> _Listed entries_:

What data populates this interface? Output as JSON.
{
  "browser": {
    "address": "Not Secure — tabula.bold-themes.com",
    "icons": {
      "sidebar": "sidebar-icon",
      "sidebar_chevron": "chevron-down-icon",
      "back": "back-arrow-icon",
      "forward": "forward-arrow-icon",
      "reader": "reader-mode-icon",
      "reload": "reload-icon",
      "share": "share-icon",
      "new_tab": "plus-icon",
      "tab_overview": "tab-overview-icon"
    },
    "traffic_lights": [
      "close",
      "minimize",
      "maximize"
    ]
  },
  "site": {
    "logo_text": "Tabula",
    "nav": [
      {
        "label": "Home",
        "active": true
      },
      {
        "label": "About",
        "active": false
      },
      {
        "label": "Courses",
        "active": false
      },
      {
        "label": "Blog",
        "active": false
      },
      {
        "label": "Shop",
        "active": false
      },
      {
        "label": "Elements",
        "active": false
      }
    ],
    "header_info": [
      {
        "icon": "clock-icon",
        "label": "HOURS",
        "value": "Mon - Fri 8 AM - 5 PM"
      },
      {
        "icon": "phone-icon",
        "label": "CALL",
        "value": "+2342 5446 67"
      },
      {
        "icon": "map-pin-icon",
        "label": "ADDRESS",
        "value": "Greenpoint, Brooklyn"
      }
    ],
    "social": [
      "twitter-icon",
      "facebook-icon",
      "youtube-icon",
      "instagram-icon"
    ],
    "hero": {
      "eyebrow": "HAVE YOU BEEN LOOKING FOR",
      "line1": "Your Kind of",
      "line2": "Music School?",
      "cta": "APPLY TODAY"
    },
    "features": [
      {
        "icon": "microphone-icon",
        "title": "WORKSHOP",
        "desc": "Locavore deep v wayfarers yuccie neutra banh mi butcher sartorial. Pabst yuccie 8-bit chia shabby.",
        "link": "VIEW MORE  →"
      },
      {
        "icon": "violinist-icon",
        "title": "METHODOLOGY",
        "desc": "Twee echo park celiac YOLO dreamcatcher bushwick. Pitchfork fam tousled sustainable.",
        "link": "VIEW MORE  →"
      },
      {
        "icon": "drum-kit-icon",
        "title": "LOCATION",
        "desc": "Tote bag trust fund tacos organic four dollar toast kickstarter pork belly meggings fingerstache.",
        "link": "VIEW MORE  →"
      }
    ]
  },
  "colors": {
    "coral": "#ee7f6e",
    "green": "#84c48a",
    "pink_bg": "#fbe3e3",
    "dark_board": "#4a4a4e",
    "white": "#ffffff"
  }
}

> _Exercise_: Make an exact copy of all the data.

> _Solution_:
What data populates this interface? Output as JSON.
{
  "browser": {
    "address": "Not Secure — tabula.bold-themes.com",
    "icons": {
      "sidebar": "sidebar-icon",
      "sidebar_chevron": "chevron-down-icon",
      "back": "back-arrow-icon",
      "forward": "forward-arrow-icon",
      "reader": "reader-mode-icon",
      "reload": "reload-icon",
      "share": "share-icon",
      "new_tab": "plus-icon",
      "tab_overview": "tab-overview-icon"
    },
    "traffic_lights": [
      "close",
      "minimize",
      "maximize"
    ]
  },
  "site": {
    "logo_text": "Tabula",
    "nav": [
      {
        "label": "Home",
        "active": true
      },
      {
        "label": "About",
        "active": false
      },
      {
        "label": "Courses",
        "active": false
      },
      {
        "label": "Blog",
        "active": false
      },
      {
        "label": "Shop",
        "active": false
      },
      {
        "label": "Elements",
        "active": false
      }
    ],
    "header_info": [
      {
        "icon": "clock-icon",
        "label": "HOURS",
        "value": "Mon - Fri 8 AM - 5 PM"
      },
      {
        "icon": "phone-icon",
        "label": "CALL",
        "value": "+2342 5446 67"
      },
      {
        "icon": "map-pin-icon",
        "label": "ADDRESS",
        "value": "Greenpoint, Brooklyn"
      }
    ],
    "social": [
      "twitter-icon",
      "facebook-icon",
      "youtube-icon",
      "instagram-icon"
    ],
    "hero": {
      "eyebrow": "HAVE YOU BEEN LOOKING FOR",
      "line1": "Your Kind of",
      "line2": "Music School?",
      "cta": "APPLY TODAY"
    },
    "features": [
      {
        "icon": "microphone-icon",
        "title": "WORKSHOP",
        "desc": "Locavore deep v wayfarers yuccie neutra banh mi butcher sartorial. Pabst yuccie 8-bit chia shabby.",
        "link": "VIEW MORE  →"
      },
      {
        "icon": "violinist-icon",
        "title": "METHODOLOGY",
        "desc": "Twee echo park celiac YOLO dreamcatcher bushwick. Pitchfork fam tousled sustainable.",
        "link": "VIEW MORE  →"
      },
      {
        "icon": "drum-kit-icon",
        "title": "LOCATION",
        "desc": "Tote bag trust fund tacos organic four dollar toast kickstarter pork belly meggings fingerstache.",
        "link": "VIEW MORE  →"
      }
    ]
  },
  "colors": {
    "coral": "#ee7f6e",
    "green": "#84c48a",
    "pink_bg": "#fbe3e3",
    "dark_board": "#4a4a4e",
    "white": "#ffffff"
  }
}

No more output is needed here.